# Exercise prompt:
For the listing underneath, give the count of lines containing the string "Blank" and nothing further.

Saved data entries
++++++

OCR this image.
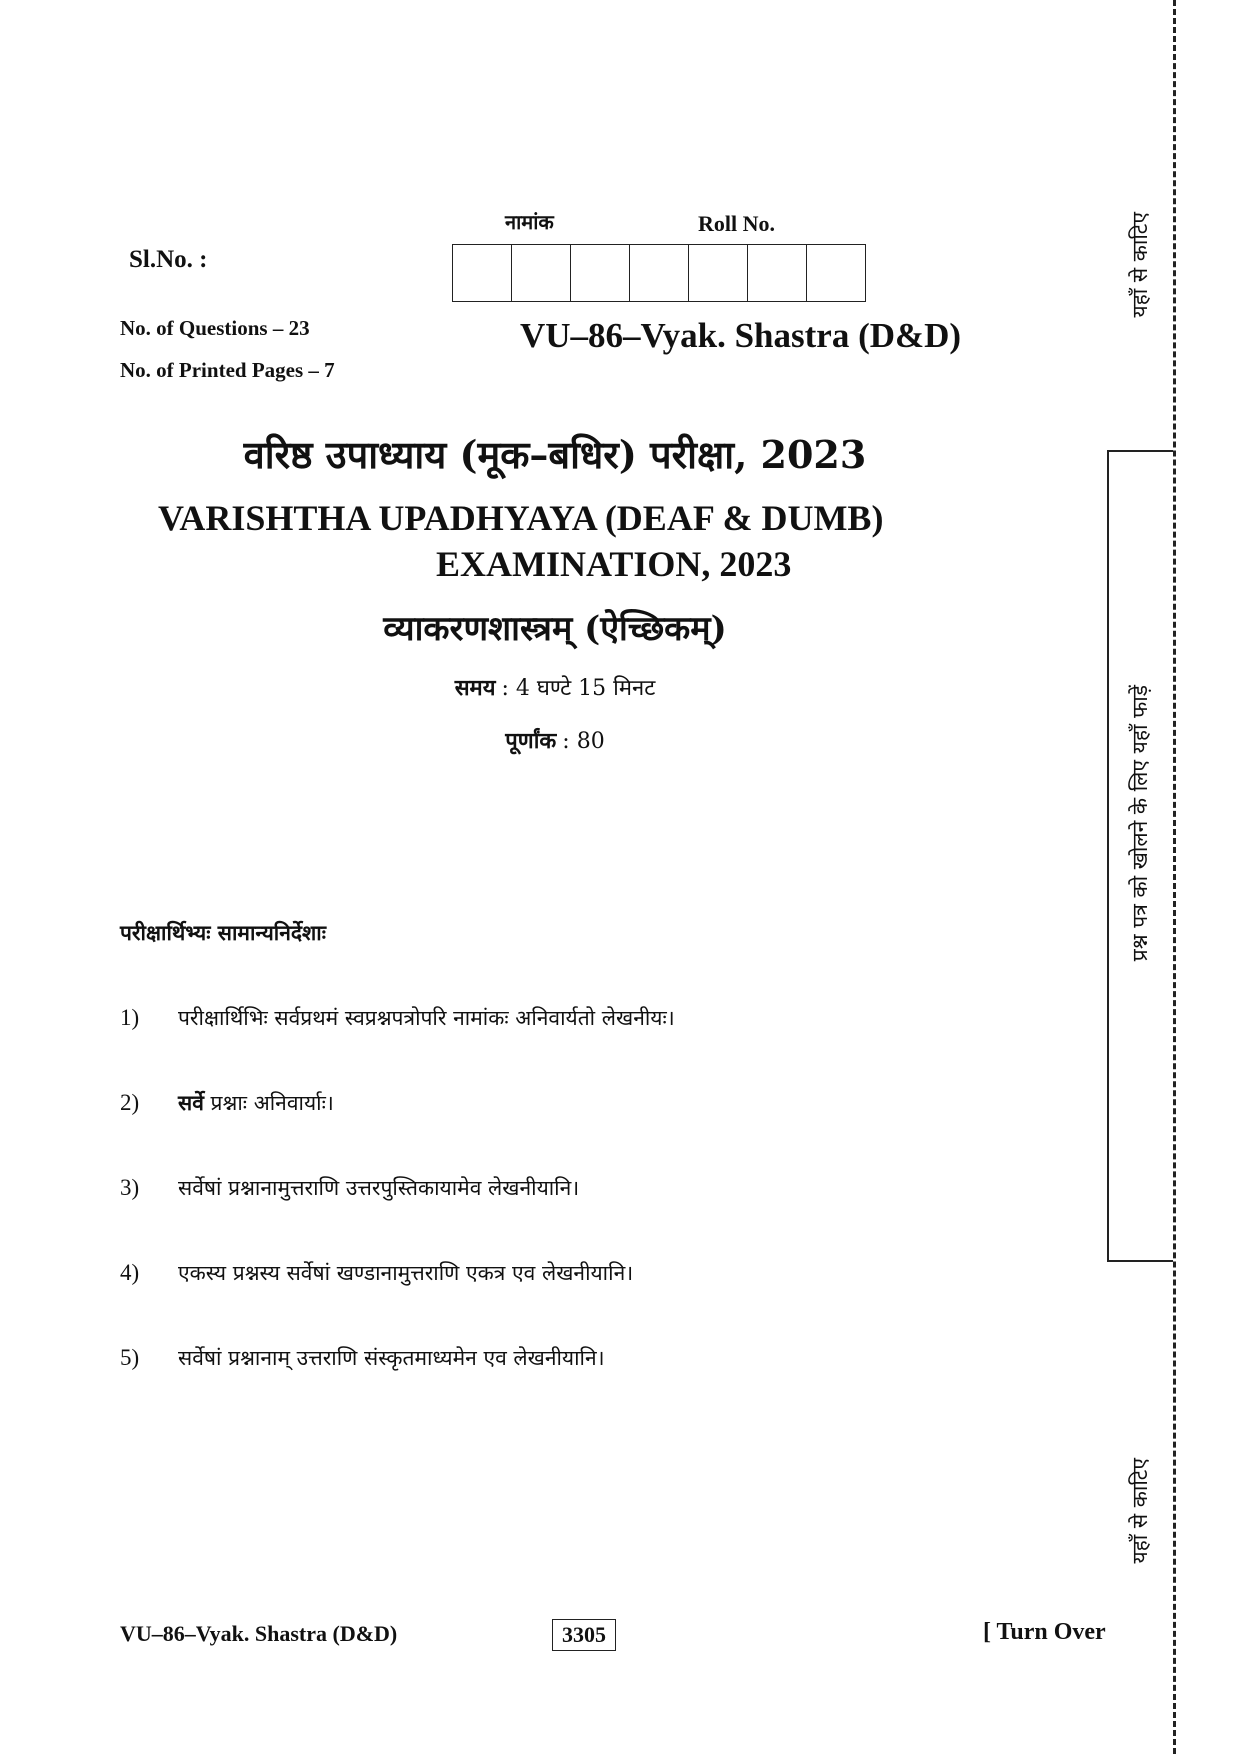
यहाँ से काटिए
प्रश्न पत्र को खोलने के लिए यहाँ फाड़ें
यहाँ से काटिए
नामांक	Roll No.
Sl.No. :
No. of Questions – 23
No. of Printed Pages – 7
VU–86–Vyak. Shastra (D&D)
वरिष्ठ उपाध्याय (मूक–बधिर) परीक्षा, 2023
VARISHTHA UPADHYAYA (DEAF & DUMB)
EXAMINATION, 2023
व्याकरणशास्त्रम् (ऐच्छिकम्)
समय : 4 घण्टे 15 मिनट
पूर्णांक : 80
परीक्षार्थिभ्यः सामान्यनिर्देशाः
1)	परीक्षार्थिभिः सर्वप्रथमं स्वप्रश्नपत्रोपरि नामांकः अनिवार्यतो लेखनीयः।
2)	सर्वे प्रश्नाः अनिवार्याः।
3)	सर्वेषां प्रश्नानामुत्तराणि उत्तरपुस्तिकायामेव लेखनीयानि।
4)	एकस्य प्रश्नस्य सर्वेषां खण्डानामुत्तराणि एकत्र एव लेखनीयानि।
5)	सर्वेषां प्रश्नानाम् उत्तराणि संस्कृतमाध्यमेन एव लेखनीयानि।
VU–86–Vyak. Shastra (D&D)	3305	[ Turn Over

++++++

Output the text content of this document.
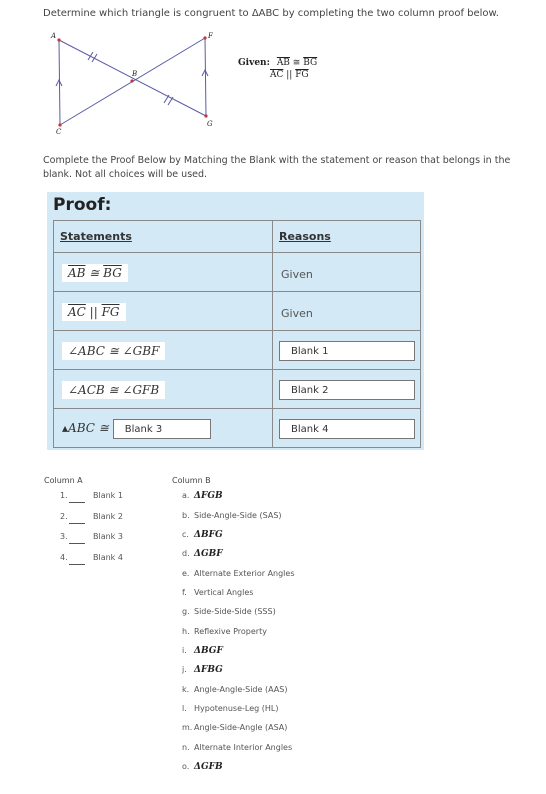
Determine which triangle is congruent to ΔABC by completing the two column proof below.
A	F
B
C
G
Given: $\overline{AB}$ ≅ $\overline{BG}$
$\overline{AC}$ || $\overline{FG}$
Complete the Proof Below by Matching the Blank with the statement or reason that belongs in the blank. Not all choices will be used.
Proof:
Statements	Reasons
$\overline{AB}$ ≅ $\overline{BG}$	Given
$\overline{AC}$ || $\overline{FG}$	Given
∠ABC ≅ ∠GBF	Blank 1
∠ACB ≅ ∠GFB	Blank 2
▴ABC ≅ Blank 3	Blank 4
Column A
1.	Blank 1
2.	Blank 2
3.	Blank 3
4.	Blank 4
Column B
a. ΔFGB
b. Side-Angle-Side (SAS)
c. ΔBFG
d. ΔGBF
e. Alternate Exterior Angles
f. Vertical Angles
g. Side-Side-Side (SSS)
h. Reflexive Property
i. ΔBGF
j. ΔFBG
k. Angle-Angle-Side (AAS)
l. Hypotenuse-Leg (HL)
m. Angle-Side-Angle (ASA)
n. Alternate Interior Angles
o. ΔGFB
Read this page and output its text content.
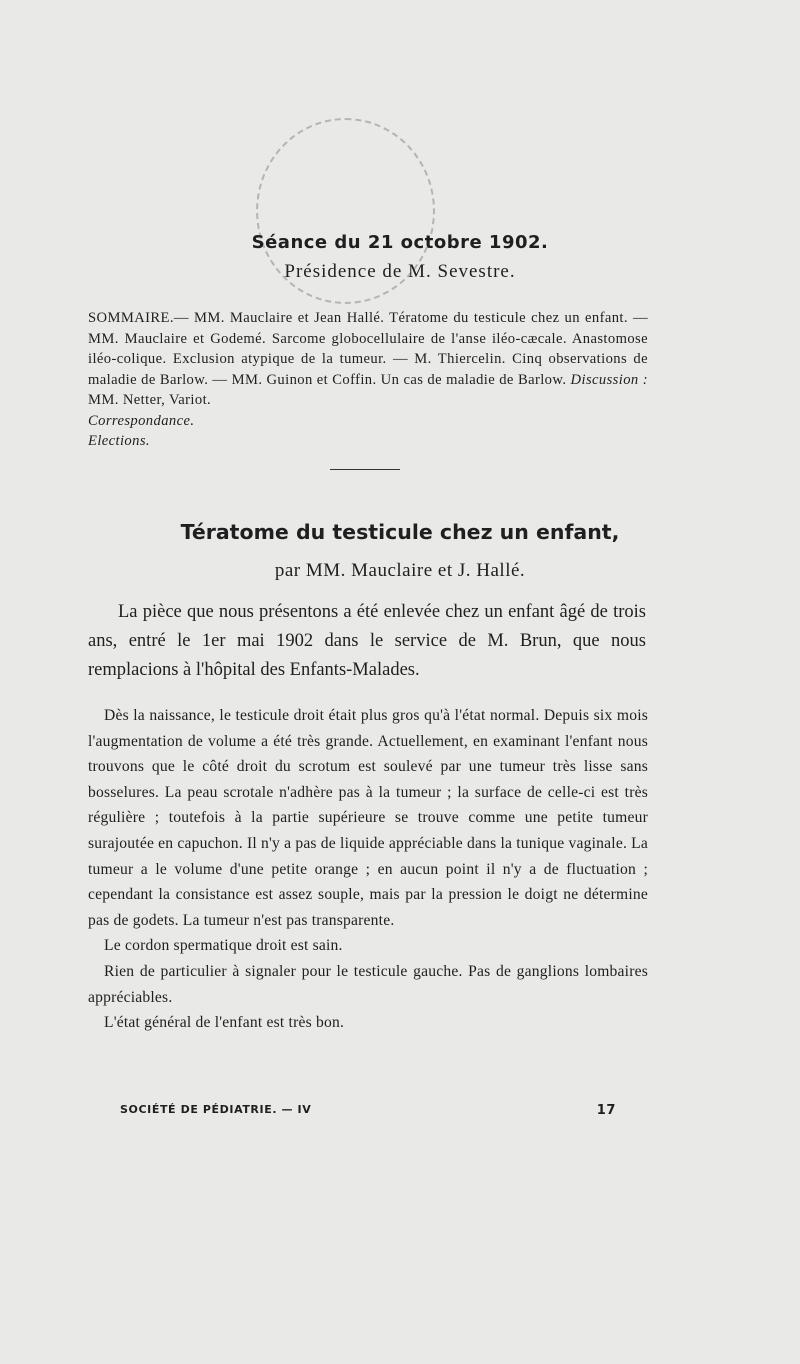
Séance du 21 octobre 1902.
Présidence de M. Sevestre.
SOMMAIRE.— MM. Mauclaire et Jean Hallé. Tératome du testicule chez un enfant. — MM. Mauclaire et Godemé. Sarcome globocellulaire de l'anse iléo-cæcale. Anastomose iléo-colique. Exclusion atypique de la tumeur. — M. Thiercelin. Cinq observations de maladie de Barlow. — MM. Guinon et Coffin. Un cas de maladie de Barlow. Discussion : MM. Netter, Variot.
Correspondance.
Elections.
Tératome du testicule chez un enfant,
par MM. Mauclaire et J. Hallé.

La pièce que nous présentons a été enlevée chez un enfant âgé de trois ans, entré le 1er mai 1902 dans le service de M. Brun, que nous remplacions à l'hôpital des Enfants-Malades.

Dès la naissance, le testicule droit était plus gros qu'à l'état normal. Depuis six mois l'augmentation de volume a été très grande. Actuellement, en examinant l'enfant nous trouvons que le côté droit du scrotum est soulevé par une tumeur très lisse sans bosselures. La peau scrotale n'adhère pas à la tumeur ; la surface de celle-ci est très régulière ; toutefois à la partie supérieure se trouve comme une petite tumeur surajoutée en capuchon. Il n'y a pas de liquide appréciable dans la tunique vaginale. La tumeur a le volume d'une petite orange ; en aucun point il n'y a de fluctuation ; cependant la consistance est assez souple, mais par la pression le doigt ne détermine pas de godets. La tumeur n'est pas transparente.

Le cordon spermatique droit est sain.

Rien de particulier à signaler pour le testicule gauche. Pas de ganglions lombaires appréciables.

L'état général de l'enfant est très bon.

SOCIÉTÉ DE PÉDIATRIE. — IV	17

++++++

# Answer in full:
8